*WHAT NEEDS TO BE DONE*: Write out, character for character, the line containing "Decode this image" and all lines after it up to the end of the listing.

*MATERIAL*:
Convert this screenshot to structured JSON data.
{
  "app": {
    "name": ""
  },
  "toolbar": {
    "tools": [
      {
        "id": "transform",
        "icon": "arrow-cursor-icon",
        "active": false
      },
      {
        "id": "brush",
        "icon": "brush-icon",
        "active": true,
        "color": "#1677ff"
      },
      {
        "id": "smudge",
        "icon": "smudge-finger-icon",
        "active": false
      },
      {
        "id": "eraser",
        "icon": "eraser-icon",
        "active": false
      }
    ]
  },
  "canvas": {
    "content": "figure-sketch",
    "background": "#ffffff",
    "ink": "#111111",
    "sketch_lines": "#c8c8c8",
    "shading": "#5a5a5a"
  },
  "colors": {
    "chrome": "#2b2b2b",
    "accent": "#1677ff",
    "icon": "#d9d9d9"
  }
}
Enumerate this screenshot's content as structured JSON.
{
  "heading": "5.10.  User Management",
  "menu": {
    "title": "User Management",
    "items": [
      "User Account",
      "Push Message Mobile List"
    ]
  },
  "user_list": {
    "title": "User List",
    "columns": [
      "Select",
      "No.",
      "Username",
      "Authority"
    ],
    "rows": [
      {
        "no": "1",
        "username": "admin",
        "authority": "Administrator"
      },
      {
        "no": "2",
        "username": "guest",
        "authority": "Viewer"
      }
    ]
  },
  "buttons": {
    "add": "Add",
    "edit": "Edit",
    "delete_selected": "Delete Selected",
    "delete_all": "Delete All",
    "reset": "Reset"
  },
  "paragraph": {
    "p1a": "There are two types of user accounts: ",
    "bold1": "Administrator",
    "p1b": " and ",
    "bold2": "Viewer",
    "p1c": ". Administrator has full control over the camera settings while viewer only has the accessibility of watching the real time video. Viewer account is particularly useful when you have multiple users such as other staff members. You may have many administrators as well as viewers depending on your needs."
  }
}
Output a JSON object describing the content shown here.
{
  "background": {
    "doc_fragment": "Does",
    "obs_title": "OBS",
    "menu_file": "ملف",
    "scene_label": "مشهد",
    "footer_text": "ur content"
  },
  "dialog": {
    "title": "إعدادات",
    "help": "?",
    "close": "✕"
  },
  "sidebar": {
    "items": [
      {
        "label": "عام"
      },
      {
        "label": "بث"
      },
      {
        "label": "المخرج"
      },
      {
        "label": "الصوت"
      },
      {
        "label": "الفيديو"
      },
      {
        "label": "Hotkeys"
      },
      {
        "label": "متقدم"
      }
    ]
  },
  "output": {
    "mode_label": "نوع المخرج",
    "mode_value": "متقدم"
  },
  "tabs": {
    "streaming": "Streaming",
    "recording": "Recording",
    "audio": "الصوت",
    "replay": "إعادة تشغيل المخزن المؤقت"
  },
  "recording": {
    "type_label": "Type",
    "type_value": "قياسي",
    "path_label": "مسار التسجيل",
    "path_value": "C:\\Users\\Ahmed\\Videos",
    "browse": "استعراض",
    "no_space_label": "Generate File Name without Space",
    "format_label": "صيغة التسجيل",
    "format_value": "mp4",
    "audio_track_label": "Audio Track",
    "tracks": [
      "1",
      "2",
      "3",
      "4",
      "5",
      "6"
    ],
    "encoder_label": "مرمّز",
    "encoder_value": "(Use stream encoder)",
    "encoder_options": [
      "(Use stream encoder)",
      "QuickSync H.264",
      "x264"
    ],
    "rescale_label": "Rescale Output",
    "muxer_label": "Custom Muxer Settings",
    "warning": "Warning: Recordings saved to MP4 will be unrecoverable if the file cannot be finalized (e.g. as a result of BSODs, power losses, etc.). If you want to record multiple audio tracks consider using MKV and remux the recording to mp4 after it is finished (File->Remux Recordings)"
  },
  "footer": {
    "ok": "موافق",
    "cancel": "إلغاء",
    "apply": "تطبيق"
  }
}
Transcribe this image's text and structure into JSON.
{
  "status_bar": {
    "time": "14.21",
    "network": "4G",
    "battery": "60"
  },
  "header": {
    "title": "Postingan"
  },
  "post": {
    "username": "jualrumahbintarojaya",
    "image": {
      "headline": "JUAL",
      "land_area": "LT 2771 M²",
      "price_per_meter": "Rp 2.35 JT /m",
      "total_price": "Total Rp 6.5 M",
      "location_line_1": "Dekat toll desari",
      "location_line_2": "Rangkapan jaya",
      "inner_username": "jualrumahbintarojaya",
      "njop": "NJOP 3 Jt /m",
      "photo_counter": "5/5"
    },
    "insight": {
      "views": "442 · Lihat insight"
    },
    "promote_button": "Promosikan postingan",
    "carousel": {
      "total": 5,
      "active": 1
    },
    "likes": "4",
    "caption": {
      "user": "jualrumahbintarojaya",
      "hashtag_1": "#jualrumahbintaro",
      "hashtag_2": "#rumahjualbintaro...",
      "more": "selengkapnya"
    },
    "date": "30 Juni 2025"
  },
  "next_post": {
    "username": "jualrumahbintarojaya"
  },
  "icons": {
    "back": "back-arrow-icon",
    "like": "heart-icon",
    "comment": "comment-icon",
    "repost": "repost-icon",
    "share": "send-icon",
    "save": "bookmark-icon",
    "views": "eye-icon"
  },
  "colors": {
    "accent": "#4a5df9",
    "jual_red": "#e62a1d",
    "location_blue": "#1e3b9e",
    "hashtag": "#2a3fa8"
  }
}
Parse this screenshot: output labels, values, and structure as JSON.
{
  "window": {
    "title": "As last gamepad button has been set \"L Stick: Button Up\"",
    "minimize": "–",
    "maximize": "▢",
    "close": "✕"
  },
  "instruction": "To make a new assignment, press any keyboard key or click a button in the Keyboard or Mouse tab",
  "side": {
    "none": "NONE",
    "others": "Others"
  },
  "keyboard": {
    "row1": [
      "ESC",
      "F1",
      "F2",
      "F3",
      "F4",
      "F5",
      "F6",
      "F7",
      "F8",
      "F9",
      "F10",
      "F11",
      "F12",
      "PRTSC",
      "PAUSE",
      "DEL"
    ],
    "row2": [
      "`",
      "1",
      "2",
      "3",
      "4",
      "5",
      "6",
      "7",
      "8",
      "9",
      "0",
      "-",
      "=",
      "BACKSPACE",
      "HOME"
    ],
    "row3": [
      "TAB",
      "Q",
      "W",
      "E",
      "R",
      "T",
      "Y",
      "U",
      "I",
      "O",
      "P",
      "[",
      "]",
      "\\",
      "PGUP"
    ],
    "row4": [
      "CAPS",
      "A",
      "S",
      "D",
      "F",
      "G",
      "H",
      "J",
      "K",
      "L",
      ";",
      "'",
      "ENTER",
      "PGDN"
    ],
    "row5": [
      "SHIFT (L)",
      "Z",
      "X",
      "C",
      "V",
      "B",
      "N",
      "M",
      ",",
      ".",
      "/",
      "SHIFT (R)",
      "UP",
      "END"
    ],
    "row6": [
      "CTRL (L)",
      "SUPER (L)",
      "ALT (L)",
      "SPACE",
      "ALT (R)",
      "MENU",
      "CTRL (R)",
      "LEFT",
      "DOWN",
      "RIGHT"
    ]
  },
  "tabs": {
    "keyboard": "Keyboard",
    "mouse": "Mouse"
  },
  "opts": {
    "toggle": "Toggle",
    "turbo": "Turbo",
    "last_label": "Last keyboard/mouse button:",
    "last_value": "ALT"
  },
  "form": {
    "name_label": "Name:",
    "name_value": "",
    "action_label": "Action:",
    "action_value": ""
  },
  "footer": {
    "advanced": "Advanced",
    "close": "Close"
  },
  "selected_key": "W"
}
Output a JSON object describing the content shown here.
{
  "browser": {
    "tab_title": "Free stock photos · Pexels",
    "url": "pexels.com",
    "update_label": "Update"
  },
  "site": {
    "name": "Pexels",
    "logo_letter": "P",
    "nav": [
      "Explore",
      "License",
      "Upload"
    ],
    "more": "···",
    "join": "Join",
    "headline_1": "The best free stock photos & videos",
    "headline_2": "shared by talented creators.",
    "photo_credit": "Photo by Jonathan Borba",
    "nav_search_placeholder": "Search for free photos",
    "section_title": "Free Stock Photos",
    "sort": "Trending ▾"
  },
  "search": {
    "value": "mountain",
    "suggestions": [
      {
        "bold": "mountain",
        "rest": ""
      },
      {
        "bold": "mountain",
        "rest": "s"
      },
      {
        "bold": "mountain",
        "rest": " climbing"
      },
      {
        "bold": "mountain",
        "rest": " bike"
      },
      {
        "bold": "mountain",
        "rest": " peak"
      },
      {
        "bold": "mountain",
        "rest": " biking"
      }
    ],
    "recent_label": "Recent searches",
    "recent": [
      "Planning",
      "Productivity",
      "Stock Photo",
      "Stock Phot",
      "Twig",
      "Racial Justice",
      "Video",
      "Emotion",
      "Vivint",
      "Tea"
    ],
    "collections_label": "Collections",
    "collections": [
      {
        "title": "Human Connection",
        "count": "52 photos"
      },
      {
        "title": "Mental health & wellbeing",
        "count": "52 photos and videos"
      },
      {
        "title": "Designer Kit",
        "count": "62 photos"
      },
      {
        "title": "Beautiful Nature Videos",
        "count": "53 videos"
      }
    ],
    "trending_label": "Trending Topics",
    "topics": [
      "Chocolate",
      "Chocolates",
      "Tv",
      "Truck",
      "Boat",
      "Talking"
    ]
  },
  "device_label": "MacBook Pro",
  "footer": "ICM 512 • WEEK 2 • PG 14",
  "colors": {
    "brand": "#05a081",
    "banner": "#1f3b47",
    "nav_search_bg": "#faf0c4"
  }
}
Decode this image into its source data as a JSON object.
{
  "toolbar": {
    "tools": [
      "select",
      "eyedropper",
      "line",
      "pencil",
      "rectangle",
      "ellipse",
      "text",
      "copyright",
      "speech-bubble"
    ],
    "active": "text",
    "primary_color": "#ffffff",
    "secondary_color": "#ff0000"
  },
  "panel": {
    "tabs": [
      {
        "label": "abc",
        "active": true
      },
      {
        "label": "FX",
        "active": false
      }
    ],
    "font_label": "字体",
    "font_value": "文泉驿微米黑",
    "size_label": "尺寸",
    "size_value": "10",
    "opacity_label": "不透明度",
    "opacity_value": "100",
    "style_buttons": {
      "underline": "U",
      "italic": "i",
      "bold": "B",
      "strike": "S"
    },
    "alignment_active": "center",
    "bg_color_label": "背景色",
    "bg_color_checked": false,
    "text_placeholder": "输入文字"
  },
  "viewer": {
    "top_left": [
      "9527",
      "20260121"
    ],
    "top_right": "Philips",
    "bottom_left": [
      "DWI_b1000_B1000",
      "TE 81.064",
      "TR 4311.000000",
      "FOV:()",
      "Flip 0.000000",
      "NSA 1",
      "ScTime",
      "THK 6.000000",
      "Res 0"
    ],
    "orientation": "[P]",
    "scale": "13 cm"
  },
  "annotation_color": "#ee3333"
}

*IN RESPONSE*:
Decode this image into its source data as a JSON object.
{
  "toolbar": {
    "tools": [
      "select",
      "eyedropper",
      "line",
      "pencil",
      "rectangle",
      "ellipse",
      "text",
      "copyright",
      "speech-bubble"
    ],
    "active": "text",
    "primary_color": "#ffffff",
    "secondary_color": "#ff0000"
  },
  "panel": {
    "tabs": [
      {
        "label": "abc",
        "active": true
      },
      {
        "label": "FX",
        "active": false
      }
    ],
    "font_label": "字体",
    "font_value": "文泉驿微米黑",
    "size_label": "尺寸",
    "size_value": "10",
    "opacity_label": "不透明度",
    "opacity_value": "100",
    "style_buttons": {
      "underline": "U",
      "italic": "i",
      "bold": "B",
      "strike": "S"
    },
    "alignment_active": "center",
    "bg_color_label": "背景色",
    "bg_color_checked": false,
    "text_placeholder": "输入文字"
  },
  "viewer": {
    "top_left": [
      "9527",
      "20260121"
    ],
    "top_right": "Philips",
    "bottom_left": [
      "DWI_b1000_B1000",
      "TE 81.064",
      "TR 4311.000000",
      "FOV:()",
      "Flip 0.000000",
      "NSA 1",
      "ScTime",
      "THK 6.000000",
      "Res 0"
    ],
    "orientation": "[P]",
    "scale": "13 cm"
  },
  "annotation_color": "#ee3333"
}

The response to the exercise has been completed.